▶ **GOAL**
Find each line containing the string "marker". Copy it.
═════ RECORDS FOR THE TASK ═════
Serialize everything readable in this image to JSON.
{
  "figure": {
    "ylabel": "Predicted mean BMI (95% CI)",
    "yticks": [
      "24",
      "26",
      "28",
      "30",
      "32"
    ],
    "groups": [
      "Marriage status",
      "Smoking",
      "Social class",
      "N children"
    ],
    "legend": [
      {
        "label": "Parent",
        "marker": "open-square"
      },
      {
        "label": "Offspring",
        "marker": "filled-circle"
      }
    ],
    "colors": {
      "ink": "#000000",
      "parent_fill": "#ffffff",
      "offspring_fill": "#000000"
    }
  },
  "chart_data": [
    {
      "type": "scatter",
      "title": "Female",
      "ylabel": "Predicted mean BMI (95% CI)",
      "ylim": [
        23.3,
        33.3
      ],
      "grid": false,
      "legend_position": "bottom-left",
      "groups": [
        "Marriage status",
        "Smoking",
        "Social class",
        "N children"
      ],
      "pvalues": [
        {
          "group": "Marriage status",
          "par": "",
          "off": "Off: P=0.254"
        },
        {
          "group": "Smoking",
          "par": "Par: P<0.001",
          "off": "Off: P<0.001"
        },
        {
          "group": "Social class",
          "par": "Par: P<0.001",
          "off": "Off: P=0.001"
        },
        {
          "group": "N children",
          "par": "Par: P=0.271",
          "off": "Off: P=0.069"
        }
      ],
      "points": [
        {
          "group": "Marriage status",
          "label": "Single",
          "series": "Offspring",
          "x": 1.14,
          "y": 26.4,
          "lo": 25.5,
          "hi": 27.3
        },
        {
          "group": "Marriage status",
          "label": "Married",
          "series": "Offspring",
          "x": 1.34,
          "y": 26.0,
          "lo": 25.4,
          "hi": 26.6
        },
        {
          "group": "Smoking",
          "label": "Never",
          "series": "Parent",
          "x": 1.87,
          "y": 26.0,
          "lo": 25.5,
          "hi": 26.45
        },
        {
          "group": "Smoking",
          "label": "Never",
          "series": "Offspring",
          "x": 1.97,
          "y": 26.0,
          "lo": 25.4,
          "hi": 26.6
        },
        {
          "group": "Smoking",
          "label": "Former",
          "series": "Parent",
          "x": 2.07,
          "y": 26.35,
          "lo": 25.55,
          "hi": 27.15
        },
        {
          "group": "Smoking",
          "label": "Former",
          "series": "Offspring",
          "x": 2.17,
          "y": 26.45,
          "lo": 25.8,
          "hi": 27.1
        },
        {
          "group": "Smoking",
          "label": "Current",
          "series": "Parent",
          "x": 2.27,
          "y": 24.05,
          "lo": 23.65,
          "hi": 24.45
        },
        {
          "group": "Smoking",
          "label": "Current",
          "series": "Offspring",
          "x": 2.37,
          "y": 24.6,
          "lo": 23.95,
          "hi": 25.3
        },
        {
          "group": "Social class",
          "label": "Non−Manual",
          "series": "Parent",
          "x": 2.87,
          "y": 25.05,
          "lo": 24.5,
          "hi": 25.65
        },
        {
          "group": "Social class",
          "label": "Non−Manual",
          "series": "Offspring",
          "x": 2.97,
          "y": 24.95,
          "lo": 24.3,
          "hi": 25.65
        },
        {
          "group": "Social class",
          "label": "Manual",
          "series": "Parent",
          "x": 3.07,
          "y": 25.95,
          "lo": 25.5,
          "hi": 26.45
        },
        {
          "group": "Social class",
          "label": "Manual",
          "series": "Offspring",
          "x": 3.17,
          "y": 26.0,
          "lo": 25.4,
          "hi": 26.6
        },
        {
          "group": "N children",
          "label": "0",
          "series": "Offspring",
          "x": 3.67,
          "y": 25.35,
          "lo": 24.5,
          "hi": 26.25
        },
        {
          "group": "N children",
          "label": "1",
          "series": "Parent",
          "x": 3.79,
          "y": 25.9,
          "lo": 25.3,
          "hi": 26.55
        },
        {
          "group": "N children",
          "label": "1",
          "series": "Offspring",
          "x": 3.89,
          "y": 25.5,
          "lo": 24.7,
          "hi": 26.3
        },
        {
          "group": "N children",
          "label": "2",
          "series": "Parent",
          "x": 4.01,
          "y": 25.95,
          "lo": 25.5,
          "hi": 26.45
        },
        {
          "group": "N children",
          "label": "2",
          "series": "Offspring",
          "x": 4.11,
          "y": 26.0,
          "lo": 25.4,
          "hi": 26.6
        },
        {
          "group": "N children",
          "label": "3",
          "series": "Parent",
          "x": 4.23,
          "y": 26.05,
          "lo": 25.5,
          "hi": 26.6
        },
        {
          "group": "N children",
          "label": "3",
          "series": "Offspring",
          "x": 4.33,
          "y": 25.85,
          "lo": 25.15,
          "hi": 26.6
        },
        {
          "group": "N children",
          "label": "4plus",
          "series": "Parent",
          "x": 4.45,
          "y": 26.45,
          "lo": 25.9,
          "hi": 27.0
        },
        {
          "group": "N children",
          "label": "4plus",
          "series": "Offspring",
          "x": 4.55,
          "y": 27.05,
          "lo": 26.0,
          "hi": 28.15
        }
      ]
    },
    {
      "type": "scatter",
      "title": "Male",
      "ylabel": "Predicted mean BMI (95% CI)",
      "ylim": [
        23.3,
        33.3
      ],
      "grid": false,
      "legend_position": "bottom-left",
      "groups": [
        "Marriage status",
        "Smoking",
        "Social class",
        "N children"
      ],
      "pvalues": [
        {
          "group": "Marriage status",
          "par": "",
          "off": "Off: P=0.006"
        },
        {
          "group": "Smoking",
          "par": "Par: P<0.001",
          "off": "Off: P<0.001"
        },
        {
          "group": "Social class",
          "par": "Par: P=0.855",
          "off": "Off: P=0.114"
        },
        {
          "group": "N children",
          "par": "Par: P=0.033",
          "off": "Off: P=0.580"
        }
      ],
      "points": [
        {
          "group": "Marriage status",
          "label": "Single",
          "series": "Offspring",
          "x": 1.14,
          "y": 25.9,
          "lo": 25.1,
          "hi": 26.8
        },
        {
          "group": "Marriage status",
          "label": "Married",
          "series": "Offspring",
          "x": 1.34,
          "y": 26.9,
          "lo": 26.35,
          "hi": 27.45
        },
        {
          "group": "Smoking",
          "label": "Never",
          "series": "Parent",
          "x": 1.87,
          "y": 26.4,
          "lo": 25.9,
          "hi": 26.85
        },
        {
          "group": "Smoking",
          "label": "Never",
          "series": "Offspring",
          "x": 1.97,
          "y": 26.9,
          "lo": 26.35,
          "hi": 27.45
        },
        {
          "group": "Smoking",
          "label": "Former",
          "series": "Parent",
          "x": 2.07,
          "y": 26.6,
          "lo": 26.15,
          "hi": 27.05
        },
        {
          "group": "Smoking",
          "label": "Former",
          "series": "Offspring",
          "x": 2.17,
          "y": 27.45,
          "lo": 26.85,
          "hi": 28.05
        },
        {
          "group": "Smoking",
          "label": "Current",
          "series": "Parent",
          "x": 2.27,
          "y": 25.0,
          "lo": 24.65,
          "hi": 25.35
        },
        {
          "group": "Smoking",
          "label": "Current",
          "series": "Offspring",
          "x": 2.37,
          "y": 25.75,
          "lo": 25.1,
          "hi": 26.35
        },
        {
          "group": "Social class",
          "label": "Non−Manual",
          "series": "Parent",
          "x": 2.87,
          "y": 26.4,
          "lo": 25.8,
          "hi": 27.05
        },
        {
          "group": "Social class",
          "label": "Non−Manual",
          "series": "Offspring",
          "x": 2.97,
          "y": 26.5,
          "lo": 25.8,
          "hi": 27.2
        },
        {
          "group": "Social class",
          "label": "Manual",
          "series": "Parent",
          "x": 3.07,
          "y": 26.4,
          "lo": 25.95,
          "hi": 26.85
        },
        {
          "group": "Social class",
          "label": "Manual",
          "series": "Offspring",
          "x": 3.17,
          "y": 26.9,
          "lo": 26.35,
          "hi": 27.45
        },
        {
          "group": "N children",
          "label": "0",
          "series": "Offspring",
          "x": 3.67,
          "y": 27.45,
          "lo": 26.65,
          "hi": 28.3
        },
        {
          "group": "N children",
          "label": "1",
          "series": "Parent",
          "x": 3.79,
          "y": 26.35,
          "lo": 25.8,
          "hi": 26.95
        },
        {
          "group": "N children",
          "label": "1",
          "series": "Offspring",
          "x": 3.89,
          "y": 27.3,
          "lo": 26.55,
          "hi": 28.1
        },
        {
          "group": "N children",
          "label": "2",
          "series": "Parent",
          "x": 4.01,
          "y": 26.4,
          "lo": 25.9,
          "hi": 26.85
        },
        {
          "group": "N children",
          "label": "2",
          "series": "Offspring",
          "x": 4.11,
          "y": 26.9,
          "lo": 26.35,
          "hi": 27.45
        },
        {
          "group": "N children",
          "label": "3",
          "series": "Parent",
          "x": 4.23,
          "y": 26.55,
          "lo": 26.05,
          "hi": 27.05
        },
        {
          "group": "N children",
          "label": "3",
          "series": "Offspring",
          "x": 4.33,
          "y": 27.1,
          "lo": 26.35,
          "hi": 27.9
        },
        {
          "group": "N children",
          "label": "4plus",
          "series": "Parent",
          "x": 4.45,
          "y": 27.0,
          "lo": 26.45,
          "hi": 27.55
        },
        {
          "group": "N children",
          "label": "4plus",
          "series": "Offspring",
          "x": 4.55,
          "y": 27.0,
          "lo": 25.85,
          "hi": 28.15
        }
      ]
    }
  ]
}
═════
▶ **COMPLETE OUTPUT**
        "marker": "open-square"
        "marker": "filled-circle"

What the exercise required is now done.